Set exercise —
Check every line below for the word "Data" and copy the ones that have it.

Records for this exercise —

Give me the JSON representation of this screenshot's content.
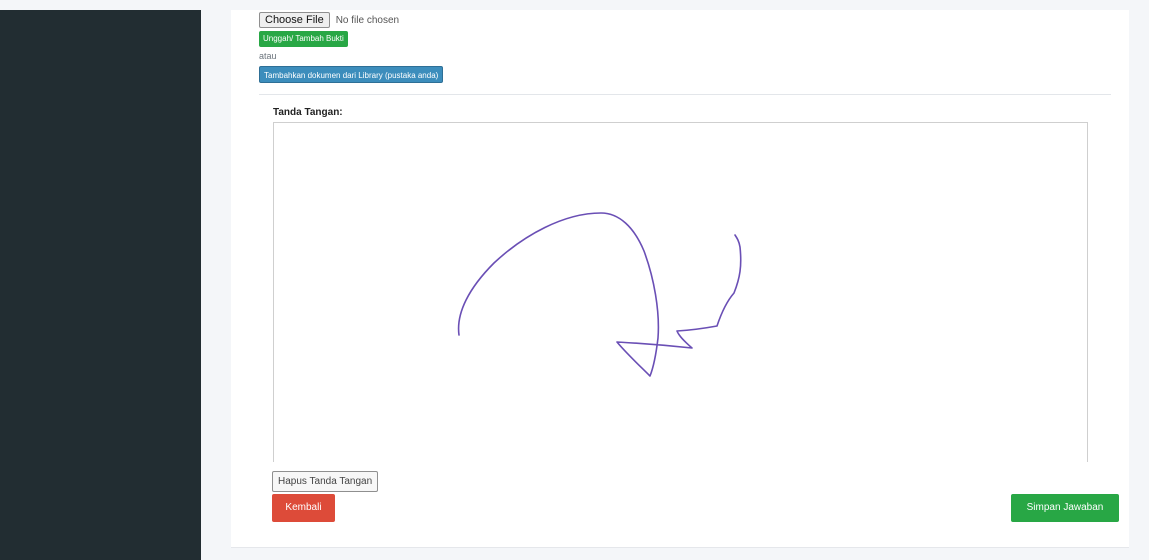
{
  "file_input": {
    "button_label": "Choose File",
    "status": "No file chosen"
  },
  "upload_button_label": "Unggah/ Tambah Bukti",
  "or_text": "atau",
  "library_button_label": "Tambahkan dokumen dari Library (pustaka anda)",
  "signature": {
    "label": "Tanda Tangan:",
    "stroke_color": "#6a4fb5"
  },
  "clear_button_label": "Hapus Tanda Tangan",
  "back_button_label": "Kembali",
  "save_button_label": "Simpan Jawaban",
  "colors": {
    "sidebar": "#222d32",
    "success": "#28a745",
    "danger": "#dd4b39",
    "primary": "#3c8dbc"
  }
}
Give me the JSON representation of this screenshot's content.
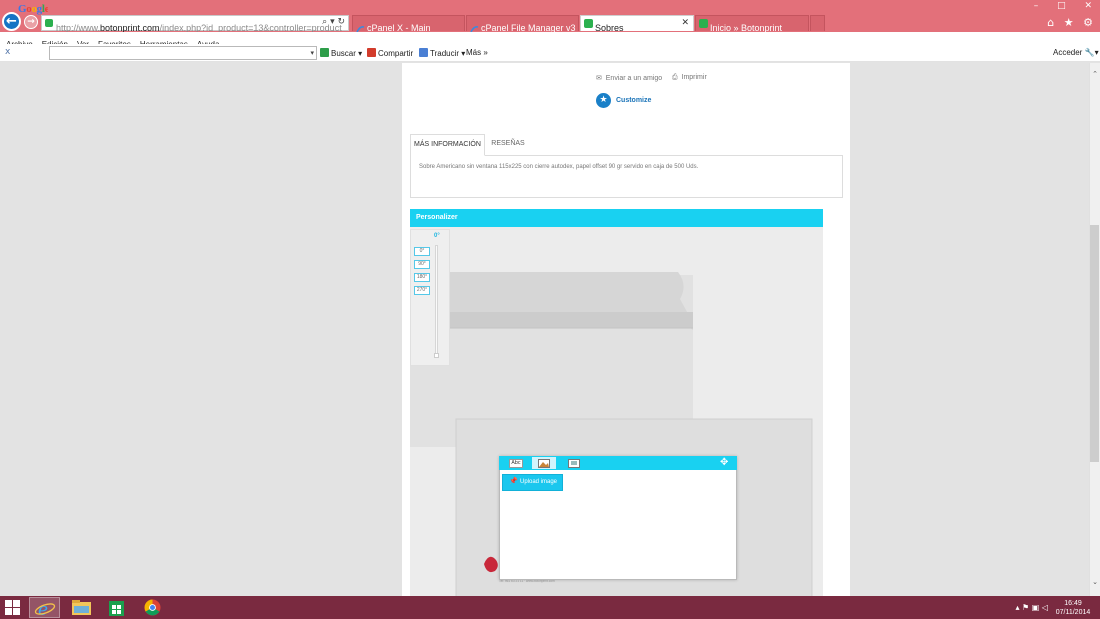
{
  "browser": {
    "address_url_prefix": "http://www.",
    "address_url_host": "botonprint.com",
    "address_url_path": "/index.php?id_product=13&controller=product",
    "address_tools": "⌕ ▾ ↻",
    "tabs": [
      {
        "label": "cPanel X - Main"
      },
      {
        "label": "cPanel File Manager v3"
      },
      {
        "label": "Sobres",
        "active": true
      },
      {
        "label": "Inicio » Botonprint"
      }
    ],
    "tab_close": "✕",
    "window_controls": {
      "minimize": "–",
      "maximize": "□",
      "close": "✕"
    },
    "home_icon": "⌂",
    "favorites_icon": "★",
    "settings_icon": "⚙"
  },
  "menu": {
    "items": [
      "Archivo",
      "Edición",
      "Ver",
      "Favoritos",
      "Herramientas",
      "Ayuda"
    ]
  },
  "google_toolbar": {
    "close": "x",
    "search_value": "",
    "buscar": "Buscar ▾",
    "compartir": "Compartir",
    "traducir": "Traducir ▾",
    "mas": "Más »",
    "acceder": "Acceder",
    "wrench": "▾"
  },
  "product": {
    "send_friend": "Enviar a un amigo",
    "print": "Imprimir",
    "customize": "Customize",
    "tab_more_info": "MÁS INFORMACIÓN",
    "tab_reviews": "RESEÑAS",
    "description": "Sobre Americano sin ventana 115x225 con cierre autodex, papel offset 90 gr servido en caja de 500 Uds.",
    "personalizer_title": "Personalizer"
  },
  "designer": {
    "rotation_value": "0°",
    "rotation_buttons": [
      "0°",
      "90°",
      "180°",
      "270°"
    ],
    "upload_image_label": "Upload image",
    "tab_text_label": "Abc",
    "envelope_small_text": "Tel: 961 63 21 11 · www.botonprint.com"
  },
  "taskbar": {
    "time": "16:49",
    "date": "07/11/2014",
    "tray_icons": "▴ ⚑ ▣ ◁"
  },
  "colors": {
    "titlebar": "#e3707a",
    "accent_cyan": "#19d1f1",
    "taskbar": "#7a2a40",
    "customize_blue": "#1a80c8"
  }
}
---
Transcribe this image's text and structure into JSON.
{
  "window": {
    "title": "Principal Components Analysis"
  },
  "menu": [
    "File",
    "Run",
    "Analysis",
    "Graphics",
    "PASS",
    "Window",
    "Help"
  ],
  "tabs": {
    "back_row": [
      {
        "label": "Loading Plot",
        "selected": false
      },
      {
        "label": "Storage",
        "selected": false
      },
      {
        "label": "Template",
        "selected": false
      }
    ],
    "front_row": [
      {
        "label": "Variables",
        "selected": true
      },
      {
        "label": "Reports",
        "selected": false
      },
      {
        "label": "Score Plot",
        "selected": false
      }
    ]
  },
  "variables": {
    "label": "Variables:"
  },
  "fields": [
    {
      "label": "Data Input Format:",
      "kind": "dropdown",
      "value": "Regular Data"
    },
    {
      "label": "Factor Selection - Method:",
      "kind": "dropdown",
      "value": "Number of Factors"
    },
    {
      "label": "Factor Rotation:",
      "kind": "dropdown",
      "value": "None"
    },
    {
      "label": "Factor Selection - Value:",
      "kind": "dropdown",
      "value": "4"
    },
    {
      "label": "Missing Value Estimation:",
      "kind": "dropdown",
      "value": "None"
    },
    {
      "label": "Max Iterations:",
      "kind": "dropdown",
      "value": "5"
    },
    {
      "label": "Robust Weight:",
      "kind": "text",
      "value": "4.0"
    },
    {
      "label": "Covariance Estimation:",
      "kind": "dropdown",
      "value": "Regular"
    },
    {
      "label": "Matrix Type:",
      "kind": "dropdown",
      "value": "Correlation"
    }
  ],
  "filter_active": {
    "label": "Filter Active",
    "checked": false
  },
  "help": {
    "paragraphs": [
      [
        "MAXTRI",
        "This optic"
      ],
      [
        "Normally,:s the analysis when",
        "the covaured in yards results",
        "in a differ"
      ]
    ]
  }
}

Result for this task —
      "label": "Data Input Format:",
      "value": "Regular Data"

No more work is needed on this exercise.